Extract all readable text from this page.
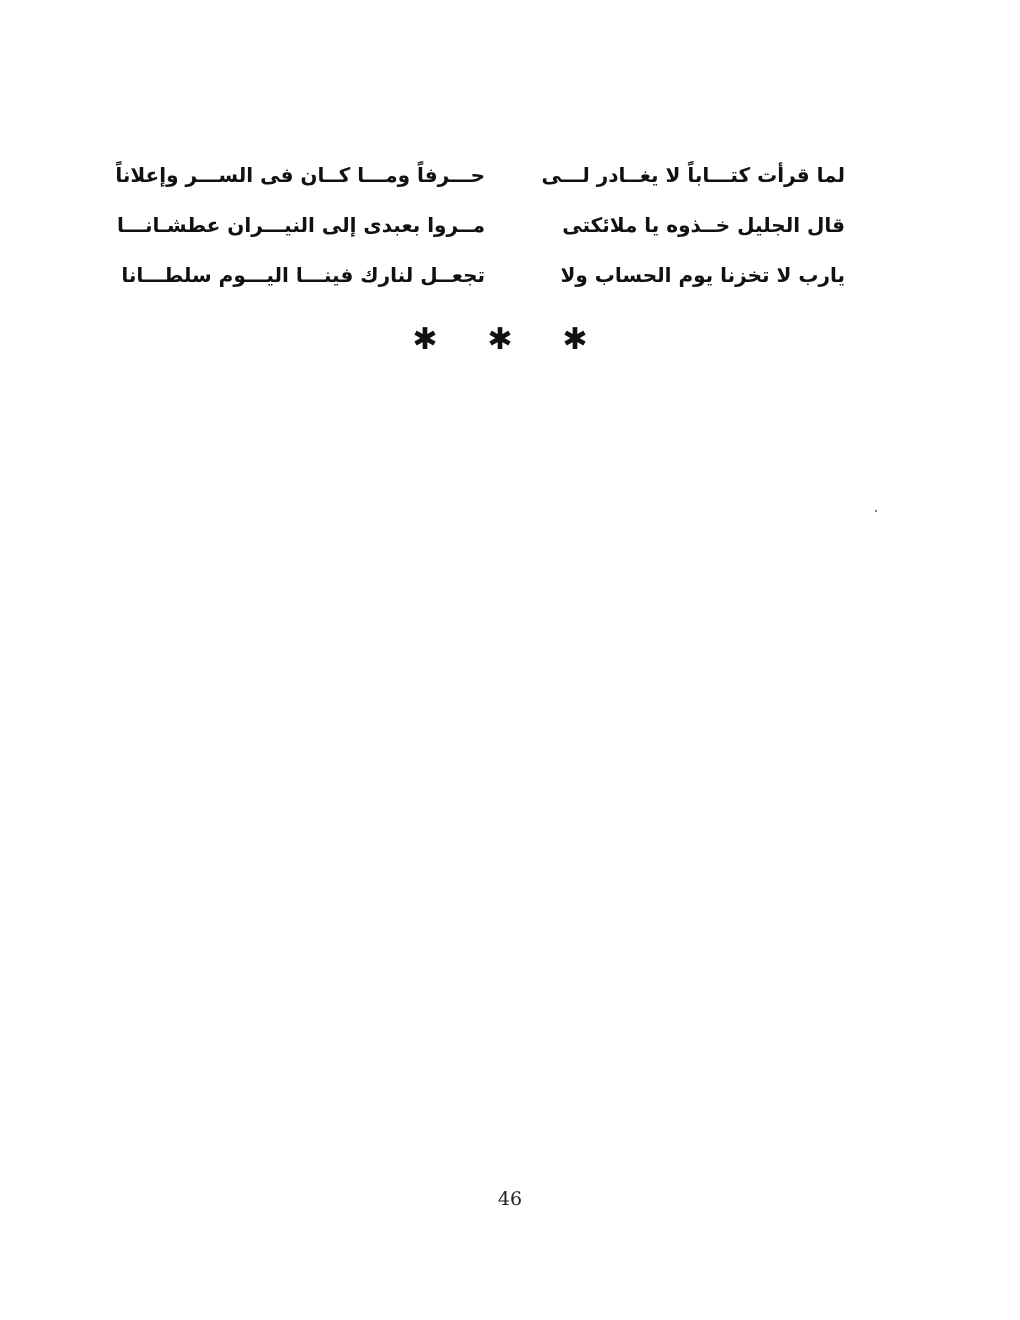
لما قرأت كتـــاباً لا يغــادر لـــى
حـــرفاً ومـــا كــان فى الســـر وإعلاناً
قال الجليل خــذوه يا ملائكتى
مــروا بعبدى إلى النيـــران عطشـانـــا
يارب لا تخزنا يوم الحساب ولا
تجعــل لنارك فينـــا اليـــوم سلطـــانا
✱ ✱ ✱
46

SET TASK
Repeat verbatim all the material, but not the pictures.

ANSWER BELOW
Extract all readable text from this page.
لما قرأت كتـــاباً لا يغــادر لـــى
حـــرفاً ومـــا كــان فى الســـر وإعلاناً
قال الجليل خــذوه يا ملائكتى
مــروا بعبدى إلى النيـــران عطشـانـــا
يارب لا تخزنا يوم الحساب ولا
تجعــل لنارك فينـــا اليـــوم سلطـــانا
✱ ✱ ✱
46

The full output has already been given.